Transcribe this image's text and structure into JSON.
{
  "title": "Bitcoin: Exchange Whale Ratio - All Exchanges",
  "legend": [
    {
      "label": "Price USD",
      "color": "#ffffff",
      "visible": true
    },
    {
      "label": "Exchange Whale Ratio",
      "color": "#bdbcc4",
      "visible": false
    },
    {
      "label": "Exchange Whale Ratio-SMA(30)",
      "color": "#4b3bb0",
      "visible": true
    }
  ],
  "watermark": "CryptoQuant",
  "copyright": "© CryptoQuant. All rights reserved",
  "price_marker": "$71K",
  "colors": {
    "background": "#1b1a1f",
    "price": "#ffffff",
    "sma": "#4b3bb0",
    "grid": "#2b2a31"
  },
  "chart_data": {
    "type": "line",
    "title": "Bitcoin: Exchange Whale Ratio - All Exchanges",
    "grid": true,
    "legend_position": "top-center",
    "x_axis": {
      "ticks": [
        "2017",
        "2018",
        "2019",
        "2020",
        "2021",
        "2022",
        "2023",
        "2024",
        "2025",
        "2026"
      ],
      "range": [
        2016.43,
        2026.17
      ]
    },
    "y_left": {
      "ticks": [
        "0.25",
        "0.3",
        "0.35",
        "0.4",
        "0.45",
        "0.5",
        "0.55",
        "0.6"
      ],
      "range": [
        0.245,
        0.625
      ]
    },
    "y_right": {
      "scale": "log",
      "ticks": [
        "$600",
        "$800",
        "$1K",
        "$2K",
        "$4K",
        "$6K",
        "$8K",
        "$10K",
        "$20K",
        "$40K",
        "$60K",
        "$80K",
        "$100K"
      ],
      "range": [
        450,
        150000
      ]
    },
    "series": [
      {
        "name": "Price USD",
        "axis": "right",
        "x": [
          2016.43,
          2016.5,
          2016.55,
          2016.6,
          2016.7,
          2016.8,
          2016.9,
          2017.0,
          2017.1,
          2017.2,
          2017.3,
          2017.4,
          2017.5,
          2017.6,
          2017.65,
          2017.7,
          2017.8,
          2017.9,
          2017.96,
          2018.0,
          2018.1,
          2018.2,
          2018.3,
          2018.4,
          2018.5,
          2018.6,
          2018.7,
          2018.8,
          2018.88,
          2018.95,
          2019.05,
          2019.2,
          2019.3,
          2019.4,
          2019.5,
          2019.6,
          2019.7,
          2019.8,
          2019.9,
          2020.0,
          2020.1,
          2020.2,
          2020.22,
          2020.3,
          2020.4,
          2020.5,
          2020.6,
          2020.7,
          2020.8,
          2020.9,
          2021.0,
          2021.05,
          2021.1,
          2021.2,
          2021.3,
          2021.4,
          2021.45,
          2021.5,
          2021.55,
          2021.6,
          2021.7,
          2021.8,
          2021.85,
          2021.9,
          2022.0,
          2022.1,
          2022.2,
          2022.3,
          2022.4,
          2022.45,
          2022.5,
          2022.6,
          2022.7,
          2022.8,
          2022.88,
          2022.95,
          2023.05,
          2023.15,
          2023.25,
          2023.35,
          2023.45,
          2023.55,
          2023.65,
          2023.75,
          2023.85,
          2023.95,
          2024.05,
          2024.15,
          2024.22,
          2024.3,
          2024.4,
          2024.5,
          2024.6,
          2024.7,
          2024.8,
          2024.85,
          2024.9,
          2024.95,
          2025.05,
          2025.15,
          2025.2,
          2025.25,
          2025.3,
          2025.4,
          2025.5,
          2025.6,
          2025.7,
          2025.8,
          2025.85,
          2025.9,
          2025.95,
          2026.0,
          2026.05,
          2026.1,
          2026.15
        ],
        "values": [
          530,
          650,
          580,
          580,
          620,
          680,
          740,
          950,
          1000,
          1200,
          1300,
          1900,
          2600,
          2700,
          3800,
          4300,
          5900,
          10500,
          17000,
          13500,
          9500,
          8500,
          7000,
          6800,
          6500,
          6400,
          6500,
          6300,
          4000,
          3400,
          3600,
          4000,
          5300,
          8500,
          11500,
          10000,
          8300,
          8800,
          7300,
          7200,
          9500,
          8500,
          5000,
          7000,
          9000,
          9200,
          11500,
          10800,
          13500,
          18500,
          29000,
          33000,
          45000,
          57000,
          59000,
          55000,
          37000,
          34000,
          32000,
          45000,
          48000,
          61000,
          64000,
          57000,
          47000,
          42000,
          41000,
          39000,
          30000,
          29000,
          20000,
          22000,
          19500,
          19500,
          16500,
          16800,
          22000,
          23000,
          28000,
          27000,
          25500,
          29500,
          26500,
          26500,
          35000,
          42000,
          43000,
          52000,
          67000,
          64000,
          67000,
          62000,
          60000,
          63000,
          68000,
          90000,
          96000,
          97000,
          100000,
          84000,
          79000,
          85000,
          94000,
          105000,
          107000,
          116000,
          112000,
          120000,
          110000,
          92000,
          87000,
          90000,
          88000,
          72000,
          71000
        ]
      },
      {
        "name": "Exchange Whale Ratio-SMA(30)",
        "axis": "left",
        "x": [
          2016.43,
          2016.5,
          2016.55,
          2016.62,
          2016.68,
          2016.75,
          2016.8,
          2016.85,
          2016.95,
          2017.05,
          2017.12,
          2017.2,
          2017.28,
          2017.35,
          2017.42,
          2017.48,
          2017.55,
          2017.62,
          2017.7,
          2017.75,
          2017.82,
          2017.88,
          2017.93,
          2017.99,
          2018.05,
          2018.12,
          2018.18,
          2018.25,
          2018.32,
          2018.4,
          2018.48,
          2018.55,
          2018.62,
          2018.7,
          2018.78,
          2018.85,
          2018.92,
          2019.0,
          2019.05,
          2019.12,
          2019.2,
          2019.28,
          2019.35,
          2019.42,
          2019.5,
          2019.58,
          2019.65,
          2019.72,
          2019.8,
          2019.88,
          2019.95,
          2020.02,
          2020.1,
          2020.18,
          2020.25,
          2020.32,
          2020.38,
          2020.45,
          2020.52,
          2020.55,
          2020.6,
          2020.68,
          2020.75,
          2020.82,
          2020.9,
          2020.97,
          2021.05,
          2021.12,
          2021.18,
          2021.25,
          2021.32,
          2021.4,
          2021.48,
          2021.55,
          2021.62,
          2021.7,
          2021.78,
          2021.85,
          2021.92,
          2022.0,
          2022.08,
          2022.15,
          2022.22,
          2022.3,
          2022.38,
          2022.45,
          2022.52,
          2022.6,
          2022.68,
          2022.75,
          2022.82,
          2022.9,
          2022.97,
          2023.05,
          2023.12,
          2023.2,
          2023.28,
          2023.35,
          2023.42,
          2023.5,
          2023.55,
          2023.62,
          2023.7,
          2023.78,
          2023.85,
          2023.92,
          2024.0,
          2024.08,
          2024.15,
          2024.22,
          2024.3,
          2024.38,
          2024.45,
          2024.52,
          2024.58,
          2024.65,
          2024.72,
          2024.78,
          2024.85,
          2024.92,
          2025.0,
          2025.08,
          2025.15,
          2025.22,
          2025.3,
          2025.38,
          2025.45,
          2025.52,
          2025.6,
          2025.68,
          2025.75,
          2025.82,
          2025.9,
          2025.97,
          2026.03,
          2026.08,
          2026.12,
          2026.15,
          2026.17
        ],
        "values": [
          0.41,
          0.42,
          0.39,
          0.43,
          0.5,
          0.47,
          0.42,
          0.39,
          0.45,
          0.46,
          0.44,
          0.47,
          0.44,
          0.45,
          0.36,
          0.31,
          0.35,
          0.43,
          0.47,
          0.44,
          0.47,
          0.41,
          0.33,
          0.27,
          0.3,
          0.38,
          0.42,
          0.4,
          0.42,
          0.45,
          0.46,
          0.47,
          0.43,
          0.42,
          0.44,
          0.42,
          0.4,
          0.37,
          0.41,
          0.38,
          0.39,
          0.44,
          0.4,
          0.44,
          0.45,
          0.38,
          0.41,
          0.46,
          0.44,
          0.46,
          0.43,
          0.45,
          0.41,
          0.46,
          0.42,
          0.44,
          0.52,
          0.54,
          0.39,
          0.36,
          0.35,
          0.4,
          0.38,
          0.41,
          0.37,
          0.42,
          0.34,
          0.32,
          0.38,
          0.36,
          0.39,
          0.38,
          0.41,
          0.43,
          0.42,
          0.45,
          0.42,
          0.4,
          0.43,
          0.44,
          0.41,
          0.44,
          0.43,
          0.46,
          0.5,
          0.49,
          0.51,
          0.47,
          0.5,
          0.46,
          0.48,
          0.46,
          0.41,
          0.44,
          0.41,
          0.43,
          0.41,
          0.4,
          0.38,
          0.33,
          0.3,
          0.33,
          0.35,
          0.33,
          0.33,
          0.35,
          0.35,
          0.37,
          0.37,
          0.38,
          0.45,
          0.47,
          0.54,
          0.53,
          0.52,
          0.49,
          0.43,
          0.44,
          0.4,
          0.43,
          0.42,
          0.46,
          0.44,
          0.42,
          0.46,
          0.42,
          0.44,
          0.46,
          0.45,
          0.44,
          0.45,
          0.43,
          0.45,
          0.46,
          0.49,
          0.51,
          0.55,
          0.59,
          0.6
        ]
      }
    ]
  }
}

^^^^^^^^^^^^^^^^

> Goal
Find each line with the string "CryptoQuant" and copy it out.

> Answer in full
  "watermark": "CryptoQuant",
  "copyright": "© CryptoQuant. All rights reserved",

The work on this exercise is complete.